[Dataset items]

—————

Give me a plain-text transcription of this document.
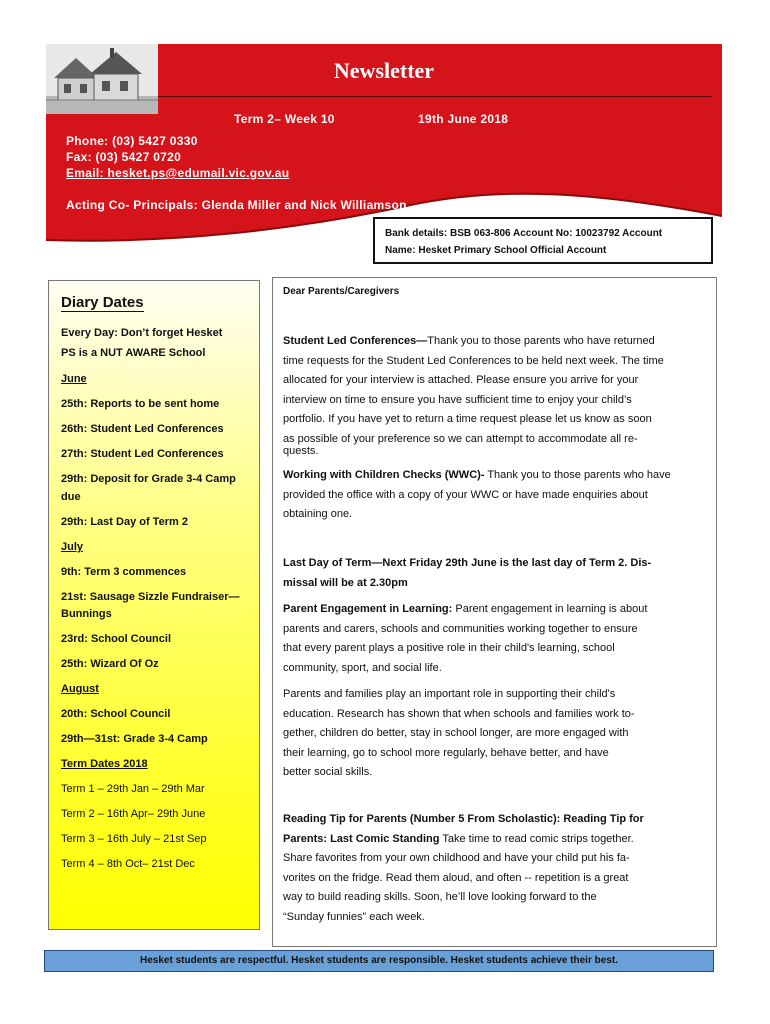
Newsletter
Term 2– Week 10	19th June 2018
Phone: (03) 5427 0330
Fax: (03) 5427 0720
Email: hesket.ps@edumail.vic.gov.au
Acting Co- Principals: Glenda Miller and Nick Williamson
Bank details: BSB 063-806 Account No: 10023792 Account
Name: Hesket Primary School Official Account
Diary Dates
Every Day: Don’t forget Hesket
PS is a NUT AWARE School
June
25th: Reports to be sent home
26th: Student Led Conferences
27th: Student Led Conferences
29th: Deposit for Grade 3-4 Camp
due
29th: Last Day of Term 2
July
9th: Term 3 commences
21st: Sausage Sizzle Fundraiser—
Bunnings
23rd: School Council
25th: Wizard Of Oz
August
20th: School Council
29th—31st: Grade 3-4 Camp
Term Dates 2018
Term 1 – 29th Jan – 29th Mar
Term 2 – 16th Apr– 29th June
Term 3 – 16th July – 21st Sep
Term 4 – 8th Oct– 21st Dec
Dear Parents/Caregivers
Student Led Conferences—Thank you to those parents who have returned
time requests for the Student Led Conferences to be held next week. The time
allocated for your interview is attached. Please ensure you arrive for your
interview on time to ensure you have sufficient time to enjoy your child’s
portfolio. If you have yet to return a time request please let us know as soon
as possible of your preference so we can attempt to accommodate all re-
quests.
Working with Children Checks (WWC)- Thank you to those parents who have
provided the office with a copy of your WWC or have made enquiries about
obtaining one.
Last Day of Term—Next Friday 29th June is the last day of Term 2. Dis-
missal will be at 2.30pm
Parent Engagement in Learning: Parent engagement in learning is about
parents and carers, schools and communities working together to ensure
that every parent plays a positive role in their child's learning, school
community, sport, and social life.
Parents and families play an important role in supporting their child's
education. Research has shown that when schools and families work to-
gether, children do better, stay in school longer, are more engaged with
their learning, go to school more regularly, behave better, and have
better social skills.
Reading Tip for Parents (Number 5 From Scholastic): Reading Tip for
Parents: Last Comic Standing Take time to read comic strips together.
Share favorites from your own childhood and have your child put his fa-
vorites on the fridge. Read them aloud, and often -- repetition is a great
way to build reading skills. Soon, he’ll love looking forward to the
“Sunday funnies” each week.
Hesket students are respectful. Hesket students are responsible. Hesket students achieve their best.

—————

From the listing above, collect each line in which the string "their" appears.

THE OUTPUT:
that every parent plays a positive role in their child's learning, school
Parents and families play an important role in supporting their child's
their learning, go to school more regularly, behave better, and have
Hesket students are respectful. Hesket students are responsible. Hesket students achieve their best.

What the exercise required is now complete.